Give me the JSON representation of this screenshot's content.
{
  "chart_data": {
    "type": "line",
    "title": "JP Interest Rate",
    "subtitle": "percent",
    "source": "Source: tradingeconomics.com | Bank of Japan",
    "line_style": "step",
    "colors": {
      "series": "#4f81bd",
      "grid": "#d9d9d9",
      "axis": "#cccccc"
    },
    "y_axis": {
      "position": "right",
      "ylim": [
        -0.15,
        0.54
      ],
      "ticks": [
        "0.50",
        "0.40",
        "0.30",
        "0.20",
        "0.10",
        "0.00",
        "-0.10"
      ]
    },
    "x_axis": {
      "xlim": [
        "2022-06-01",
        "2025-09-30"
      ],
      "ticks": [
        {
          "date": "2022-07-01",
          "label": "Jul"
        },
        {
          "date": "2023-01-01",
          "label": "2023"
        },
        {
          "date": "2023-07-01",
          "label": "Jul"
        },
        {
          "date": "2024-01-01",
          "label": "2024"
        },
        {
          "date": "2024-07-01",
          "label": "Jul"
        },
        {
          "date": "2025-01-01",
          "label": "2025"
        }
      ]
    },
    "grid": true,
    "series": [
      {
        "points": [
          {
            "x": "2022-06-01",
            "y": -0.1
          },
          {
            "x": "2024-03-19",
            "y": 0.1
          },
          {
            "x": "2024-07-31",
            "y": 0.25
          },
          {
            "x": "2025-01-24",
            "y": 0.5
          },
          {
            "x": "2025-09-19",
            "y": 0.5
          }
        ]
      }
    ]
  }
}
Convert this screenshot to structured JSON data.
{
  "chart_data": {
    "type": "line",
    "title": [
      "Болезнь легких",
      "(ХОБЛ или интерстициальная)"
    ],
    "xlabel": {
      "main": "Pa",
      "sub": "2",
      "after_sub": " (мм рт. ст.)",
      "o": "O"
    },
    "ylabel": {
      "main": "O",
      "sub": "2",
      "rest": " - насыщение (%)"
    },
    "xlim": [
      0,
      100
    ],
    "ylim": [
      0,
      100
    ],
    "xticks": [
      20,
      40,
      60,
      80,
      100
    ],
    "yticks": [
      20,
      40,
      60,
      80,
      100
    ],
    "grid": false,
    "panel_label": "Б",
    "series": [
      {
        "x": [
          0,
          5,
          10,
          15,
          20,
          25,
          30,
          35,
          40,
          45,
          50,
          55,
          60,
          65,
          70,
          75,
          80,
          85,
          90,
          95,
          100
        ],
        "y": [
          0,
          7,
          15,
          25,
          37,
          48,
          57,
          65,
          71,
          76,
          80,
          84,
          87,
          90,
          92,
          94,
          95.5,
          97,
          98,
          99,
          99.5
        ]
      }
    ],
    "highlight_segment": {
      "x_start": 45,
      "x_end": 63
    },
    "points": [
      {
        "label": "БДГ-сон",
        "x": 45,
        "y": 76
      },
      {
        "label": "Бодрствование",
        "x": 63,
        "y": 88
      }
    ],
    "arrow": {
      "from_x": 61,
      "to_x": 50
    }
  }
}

**WRITTEN PROBLEM**:
Reproduce every line of the data verbatim.

**ANSWER TO THIS TASK**:
Give me the JSON representation of this screenshot's content.
{
  "chart_data": {
    "type": "line",
    "title": "JP Interest Rate",
    "subtitle": "percent",
    "source": "Source: tradingeconomics.com | Bank of Japan",
    "line_style": "step",
    "colors": {
      "series": "#4f81bd",
      "grid": "#d9d9d9",
      "axis": "#cccccc"
    },
    "y_axis": {
      "position": "right",
      "ylim": [
        -0.15,
        0.54
      ],
      "ticks": [
        "0.50",
        "0.40",
        "0.30",
        "0.20",
        "0.10",
        "0.00",
        "-0.10"
      ]
    },
    "x_axis": {
      "xlim": [
        "2022-06-01",
        "2025-09-30"
      ],
      "ticks": [
        {
          "date": "2022-07-01",
          "label": "Jul"
        },
        {
          "date": "2023-01-01",
          "label": "2023"
        },
        {
          "date": "2023-07-01",
          "label": "Jul"
        },
        {
          "date": "2024-01-01",
          "label": "2024"
        },
        {
          "date": "2024-07-01",
          "label": "Jul"
        },
        {
          "date": "2025-01-01",
          "label": "2025"
        }
      ]
    },
    "grid": true,
    "series": [
      {
        "points": [
          {
            "x": "2022-06-01",
            "y": -0.1
          },
          {
            "x": "2024-03-19",
            "y": 0.1
          },
          {
            "x": "2024-07-31",
            "y": 0.25
          },
          {
            "x": "2025-01-24",
            "y": 0.5
          },
          {
            "x": "2025-09-19",
            "y": 0.5
          }
        ]
      }
    ]
  }
}
Convert this screenshot to structured JSON data.
{
  "chart_data": {
    "type": "line",
    "title": [
      "Болезнь легких",
      "(ХОБЛ или интерстициальная)"
    ],
    "xlabel": {
      "main": "Pa",
      "sub": "2",
      "after_sub": " (мм рт. ст.)",
      "o": "O"
    },
    "ylabel": {
      "main": "O",
      "sub": "2",
      "rest": " - насыщение (%)"
    },
    "xlim": [
      0,
      100
    ],
    "ylim": [
      0,
      100
    ],
    "xticks": [
      20,
      40,
      60,
      80,
      100
    ],
    "yticks": [
      20,
      40,
      60,
      80,
      100
    ],
    "grid": false,
    "panel_label": "Б",
    "series": [
      {
        "x": [
          0,
          5,
          10,
          15,
          20,
          25,
          30,
          35,
          40,
          45,
          50,
          55,
          60,
          65,
          70,
          75,
          80,
          85,
          90,
          95,
          100
        ],
        "y": [
          0,
          7,
          15,
          25,
          37,
          48,
          57,
          65,
          71,
          76,
          80,
          84,
          87,
          90,
          92,
          94,
          95.5,
          97,
          98,
          99,
          99.5
        ]
      }
    ],
    "highlight_segment": {
      "x_start": 45,
      "x_end": 63
    },
    "points": [
      {
        "label": "БДГ-сон",
        "x": 45,
        "y": 76
      },
      {
        "label": "Бодрствование",
        "x": 63,
        "y": 88
      }
    ],
    "arrow": {
      "from_x": 61,
      "to_x": 50
    }
  }
}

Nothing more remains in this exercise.